読む文章:

===============

Gateway of last resort is 192.168.100.4 to network 0.0.0.0 103.0.0.0/29 is subnetted, 1 subnets : (中略) : O E2 192.168.239.0/24 [110/1] via 192.168.100.1, 02:53:03, Vlan10 C 192.168.220.0/24 is directly connected, Vlan20 C 192.168.100.0/24 is directly connected, Vlan10 S* 0.0.0.0/0 [1/0] via 192.168.100.4
test_napalm21.pyを実行
# python3 test_napalm_21.py Open session: OK '+!\n-no ip route 0.0.0.0 0.0.0.0 192.168.100.4' Close session: OK
スイッチに入って経路を確認するとこうなっていました。
Gateway of last resort is 192.168.100.1 to network 0.0.0.0 103.0.0.0/29 is subnetted, 1 subnets : (中略) : O E2 192.168.239.0/24 [110/1] via 192.168.100.1, 02:54:48, Vlan10 C 192.168.220.0/24 is directly connected, Vlan20 C 192.168.100.0/24 is directly connected, Vlan10 O*E2 0.0.0.0/0 [110/1] via 192.168.100.1, 00:00:51, Vlan10
末尾の行を見るとわかるのですが、デフォルトゲートウェイが切り替わっています。
test_napalm_22.pyを実行
# python3 test_napalm_22.py Open session: OK '+!\n+ip route 0.0.0.0 0.0.0.0 192.168.100.4' Close session: OK
経路確認結果は以下のとおりです。
Gateway of last resort is 192.168.100.4 to network 0.0.0.0 103.0.0.0/29 is subnetted, 1 subnets : (中略) : O E2 192.168.239.0/24 [110/1] via 192.168.100.1, 02:53:03, Vlan10 C 192.168.220.0/24 is directly connected, Vlan20 C 192.168.100.0/24 is directly connected, Vlan10 S* 0.0.0.0/0 [1/0] via 192.168.100.4
どういう仕組なのか?
処理としては、ソースを見るのが手っ取り早いと思うんですが、ここにそのソースが転がっているようで、その他の処理に関連する関数なんかも確認できます。
また、device.commit_configを外してスクリプトを実行した所、
- running_configにもstartup_configにも反映がなされていない
- 経路情報にも変化がない
ということと、なんとかソースから読み取った部分から、恐らくこんな感じで処理が推移しているんだろうと推察しています。

===============

練習用データ:
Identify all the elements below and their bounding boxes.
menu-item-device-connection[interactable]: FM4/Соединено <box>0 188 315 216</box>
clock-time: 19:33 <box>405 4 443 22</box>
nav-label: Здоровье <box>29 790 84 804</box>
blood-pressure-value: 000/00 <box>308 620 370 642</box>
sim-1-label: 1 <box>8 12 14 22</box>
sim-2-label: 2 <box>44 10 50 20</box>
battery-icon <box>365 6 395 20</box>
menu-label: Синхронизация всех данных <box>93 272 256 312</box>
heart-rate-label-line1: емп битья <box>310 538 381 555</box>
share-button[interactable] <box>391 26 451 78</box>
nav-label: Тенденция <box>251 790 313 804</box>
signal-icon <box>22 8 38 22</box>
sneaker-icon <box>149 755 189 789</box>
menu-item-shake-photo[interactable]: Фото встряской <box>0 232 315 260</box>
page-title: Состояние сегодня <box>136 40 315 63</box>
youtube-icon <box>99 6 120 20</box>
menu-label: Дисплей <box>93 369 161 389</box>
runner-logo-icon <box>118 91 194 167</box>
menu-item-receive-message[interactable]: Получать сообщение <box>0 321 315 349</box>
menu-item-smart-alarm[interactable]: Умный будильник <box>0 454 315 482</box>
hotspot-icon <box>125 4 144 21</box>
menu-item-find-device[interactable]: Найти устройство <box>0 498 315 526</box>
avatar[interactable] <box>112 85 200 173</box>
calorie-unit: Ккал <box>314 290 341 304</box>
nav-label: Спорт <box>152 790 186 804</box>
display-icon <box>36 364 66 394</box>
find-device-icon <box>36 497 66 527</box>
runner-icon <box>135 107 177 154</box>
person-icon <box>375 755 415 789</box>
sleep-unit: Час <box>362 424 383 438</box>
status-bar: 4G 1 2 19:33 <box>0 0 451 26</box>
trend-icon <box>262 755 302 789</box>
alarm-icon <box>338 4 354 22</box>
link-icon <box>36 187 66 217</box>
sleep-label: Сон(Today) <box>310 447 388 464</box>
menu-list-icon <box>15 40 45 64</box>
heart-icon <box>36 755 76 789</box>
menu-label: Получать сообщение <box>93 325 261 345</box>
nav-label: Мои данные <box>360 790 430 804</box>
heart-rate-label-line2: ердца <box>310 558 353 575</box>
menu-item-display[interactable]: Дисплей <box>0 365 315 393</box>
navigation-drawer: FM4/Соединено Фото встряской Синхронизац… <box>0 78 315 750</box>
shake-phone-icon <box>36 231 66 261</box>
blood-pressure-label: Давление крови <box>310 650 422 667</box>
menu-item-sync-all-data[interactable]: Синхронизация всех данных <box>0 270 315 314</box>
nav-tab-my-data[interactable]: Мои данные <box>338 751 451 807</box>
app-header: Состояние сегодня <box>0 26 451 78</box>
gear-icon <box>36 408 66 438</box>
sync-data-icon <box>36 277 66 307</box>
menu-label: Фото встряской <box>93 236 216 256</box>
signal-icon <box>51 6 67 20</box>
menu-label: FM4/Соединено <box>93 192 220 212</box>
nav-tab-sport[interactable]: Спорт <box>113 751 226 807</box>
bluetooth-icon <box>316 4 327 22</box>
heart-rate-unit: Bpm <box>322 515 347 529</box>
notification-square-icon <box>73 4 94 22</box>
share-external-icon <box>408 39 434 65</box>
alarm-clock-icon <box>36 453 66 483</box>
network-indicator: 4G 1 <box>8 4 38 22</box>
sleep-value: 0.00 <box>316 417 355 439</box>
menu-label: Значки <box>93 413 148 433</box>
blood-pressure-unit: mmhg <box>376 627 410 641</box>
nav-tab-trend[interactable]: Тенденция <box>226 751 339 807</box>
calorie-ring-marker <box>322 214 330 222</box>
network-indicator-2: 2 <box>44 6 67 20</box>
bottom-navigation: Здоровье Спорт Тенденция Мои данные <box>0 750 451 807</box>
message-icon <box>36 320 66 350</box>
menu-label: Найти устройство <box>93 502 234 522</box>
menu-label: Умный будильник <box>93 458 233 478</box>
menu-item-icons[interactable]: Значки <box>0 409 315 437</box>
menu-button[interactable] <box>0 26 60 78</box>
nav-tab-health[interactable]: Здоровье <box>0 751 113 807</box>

===============

この文章の経路表に出てくる、「/」付きで書かれたネットワークをすべて挙げてください。同じものは一つにまとめてください。 エントリーはこの文章とは関係がありません。

課題への回答:
- 103.0.0.0/29
- 192.168.239.0/24
- 192.168.220.0/24
- 192.168.100.0/24
- 0.0.0.0/0